▶ [SUPPLIED MATERIAL]
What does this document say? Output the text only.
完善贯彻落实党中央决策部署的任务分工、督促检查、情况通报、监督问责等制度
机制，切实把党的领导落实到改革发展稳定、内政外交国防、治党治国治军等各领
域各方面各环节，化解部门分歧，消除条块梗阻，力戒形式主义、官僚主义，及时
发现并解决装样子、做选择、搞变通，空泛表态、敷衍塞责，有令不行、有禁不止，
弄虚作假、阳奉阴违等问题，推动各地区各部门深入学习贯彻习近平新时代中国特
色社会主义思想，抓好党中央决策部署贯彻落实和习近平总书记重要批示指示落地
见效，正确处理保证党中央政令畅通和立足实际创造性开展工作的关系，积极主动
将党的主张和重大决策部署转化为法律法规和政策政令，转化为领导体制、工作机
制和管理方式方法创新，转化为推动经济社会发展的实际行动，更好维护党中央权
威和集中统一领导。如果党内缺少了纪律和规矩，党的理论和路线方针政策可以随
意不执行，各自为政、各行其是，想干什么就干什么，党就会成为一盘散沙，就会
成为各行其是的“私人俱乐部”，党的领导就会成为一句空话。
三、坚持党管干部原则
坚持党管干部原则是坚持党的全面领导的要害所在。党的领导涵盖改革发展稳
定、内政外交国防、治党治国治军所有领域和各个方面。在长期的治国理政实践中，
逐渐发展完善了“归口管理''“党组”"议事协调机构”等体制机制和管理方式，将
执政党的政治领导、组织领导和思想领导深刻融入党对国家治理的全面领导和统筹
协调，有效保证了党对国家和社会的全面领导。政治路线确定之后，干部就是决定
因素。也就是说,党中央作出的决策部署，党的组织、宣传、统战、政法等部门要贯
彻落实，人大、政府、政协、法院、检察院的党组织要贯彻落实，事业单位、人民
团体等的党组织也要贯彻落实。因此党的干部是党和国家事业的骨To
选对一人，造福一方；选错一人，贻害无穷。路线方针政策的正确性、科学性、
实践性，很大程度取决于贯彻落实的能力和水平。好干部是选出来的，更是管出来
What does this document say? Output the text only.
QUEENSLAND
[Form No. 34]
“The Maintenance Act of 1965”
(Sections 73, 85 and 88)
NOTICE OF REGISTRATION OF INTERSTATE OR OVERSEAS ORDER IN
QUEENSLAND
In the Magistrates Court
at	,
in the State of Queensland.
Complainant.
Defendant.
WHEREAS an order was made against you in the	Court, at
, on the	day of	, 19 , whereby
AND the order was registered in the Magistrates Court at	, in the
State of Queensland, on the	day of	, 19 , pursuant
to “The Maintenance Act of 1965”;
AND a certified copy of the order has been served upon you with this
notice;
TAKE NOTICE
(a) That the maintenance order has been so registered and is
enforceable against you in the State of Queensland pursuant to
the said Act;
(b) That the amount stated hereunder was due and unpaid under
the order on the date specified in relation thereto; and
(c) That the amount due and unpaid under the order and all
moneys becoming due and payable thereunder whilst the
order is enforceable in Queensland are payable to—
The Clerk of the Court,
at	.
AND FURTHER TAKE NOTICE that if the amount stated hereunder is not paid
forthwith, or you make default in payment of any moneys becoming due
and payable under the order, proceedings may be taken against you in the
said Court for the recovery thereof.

▶ [BRIEF]
Reproduce the full listing word for word.

▶ [FINISHED EXERCISE]
What does this document say? Output the text only.
完善贯彻落实党中央决策部署的任务分工、督促检查、情况通报、监督问责等制度
机制，切实把党的领导落实到改革发展稳定、内政外交国防、治党治国治军等各领
域各方面各环节，化解部门分歧，消除条块梗阻，力戒形式主义、官僚主义，及时
发现并解决装样子、做选择、搞变通，空泛表态、敷衍塞责，有令不行、有禁不止，
弄虚作假、阳奉阴违等问题，推动各地区各部门深入学习贯彻习近平新时代中国特
色社会主义思想，抓好党中央决策部署贯彻落实和习近平总书记重要批示指示落地
见效，正确处理保证党中央政令畅通和立足实际创造性开展工作的关系，积极主动
将党的主张和重大决策部署转化为法律法规和政策政令，转化为领导体制、工作机
制和管理方式方法创新，转化为推动经济社会发展的实际行动，更好维护党中央权
威和集中统一领导。如果党内缺少了纪律和规矩，党的理论和路线方针政策可以随
意不执行，各自为政、各行其是，想干什么就干什么，党就会成为一盘散沙，就会
成为各行其是的“私人俱乐部”，党的领导就会成为一句空话。
三、坚持党管干部原则
坚持党管干部原则是坚持党的全面领导的要害所在。党的领导涵盖改革发展稳
定、内政外交国防、治党治国治军所有领域和各个方面。在长期的治国理政实践中，
逐渐发展完善了“归口管理''“党组”"议事协调机构”等体制机制和管理方式，将
执政党的政治领导、组织领导和思想领导深刻融入党对国家治理的全面领导和统筹
协调，有效保证了党对国家和社会的全面领导。政治路线确定之后，干部就是决定
因素。也就是说,党中央作出的决策部署，党的组织、宣传、统战、政法等部门要贯
彻落实，人大、政府、政协、法院、检察院的党组织要贯彻落实，事业单位、人民
团体等的党组织也要贯彻落实。因此党的干部是党和国家事业的骨To
选对一人，造福一方；选错一人，贻害无穷。路线方针政策的正确性、科学性、
实践性，很大程度取决于贯彻落实的能力和水平。好干部是选出来的，更是管出来
What does this document say? Output the text only.
QUEENSLAND
[Form No. 34]
“The Maintenance Act of 1965”
(Sections 73, 85 and 88)
NOTICE OF REGISTRATION OF INTERSTATE OR OVERSEAS ORDER IN
QUEENSLAND
In the Magistrates Court
at	,
in the State of Queensland.
Complainant.
Defendant.
WHEREAS an order was made against you in the	Court, at
, on the	day of	, 19 , whereby
AND the order was registered in the Magistrates Court at	, in the
State of Queensland, on the	day of	, 19 , pursuant
to “The Maintenance Act of 1965”;
AND a certified copy of the order has been served upon you with this
notice;
TAKE NOTICE
(a) That the maintenance order has been so registered and is
enforceable against you in the State of Queensland pursuant to
the said Act;
(b) That the amount stated hereunder was due and unpaid under
the order on the date specified in relation thereto; and
(c) That the amount due and unpaid under the order and all
moneys becoming due and payable thereunder whilst the
order is enforceable in Queensland are payable to—
The Clerk of the Court,
at	.
AND FURTHER TAKE NOTICE that if the amount stated hereunder is not paid
forthwith, or you make default in payment of any moneys becoming due
and payable under the order, proceedings may be taken against you in the
said Court for the recovery thereof.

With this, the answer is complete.